WHAT IS EXPECTED
Search the material below for the word "nell" and copy every line in which it occurs.

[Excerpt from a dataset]
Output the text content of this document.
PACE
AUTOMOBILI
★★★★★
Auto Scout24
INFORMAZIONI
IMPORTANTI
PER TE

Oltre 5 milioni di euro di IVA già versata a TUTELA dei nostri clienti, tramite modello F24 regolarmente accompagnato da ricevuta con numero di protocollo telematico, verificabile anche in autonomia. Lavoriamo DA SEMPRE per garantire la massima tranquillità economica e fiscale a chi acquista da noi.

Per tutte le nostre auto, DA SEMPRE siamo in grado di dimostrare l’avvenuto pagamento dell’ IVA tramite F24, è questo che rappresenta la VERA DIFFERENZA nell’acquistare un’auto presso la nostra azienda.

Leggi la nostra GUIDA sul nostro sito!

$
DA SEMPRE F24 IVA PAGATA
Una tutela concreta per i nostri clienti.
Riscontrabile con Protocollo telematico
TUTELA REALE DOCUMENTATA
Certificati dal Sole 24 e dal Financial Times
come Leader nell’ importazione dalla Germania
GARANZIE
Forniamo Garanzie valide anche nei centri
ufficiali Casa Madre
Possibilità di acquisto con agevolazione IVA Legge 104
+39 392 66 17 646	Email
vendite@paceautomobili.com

RESPONSE
Per tutte le nostre auto, DA SEMPRE siamo in grado di dimostrare l’avvenuto pagamento dell’ IVA tramite F24, è questo che rappresenta la VERA DIFFERENZA nell’acquistare un’auto presso la nostra azienda.
come Leader nell’ importazione dalla Germania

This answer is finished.